What is asked:
Repeat every record below exactly as it appears.

+++ Dataset extract +++

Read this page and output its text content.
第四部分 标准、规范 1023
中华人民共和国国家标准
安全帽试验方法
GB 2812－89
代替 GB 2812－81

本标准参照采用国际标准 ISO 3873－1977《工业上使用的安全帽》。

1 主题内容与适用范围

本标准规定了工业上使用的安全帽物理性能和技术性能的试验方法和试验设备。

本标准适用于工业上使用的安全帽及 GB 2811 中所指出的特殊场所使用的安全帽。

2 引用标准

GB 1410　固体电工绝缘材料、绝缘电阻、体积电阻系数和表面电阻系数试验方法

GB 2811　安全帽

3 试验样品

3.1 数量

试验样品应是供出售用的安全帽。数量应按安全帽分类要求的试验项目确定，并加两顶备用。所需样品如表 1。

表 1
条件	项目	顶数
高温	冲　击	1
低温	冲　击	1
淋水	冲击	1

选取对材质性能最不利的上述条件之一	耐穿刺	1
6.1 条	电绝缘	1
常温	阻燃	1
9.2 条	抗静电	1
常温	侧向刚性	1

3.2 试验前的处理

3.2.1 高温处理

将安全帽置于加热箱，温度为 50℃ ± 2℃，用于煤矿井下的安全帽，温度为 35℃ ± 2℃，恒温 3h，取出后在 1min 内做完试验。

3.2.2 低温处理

+++

Complete answer:
Read this page and output its text content.
第四部分 标准、规范 1023
中华人民共和国国家标准
安全帽试验方法
GB 2812－89
代替 GB 2812－81

本标准参照采用国际标准 ISO 3873－1977《工业上使用的安全帽》。

1 主题内容与适用范围

本标准规定了工业上使用的安全帽物理性能和技术性能的试验方法和试验设备。

本标准适用于工业上使用的安全帽及 GB 2811 中所指出的特殊场所使用的安全帽。

2 引用标准

GB 1410　固体电工绝缘材料、绝缘电阻、体积电阻系数和表面电阻系数试验方法

GB 2811　安全帽

3 试验样品

3.1 数量

试验样品应是供出售用的安全帽。数量应按安全帽分类要求的试验项目确定，并加两顶备用。所需样品如表 1。

表 1
条件	项目	顶数
高温	冲　击	1
低温	冲　击	1
淋水	冲击	1

选取对材质性能最不利的上述条件之一	耐穿刺	1
6.1 条	电绝缘	1
常温	阻燃	1
9.2 条	抗静电	1
常温	侧向刚性	1

3.2 试验前的处理

3.2.1 高温处理

将安全帽置于加热箱，温度为 50℃ ± 2℃，用于煤矿井下的安全帽，温度为 35℃ ± 2℃，恒温 3h，取出后在 1min 内做完试验。

3.2.2 低温处理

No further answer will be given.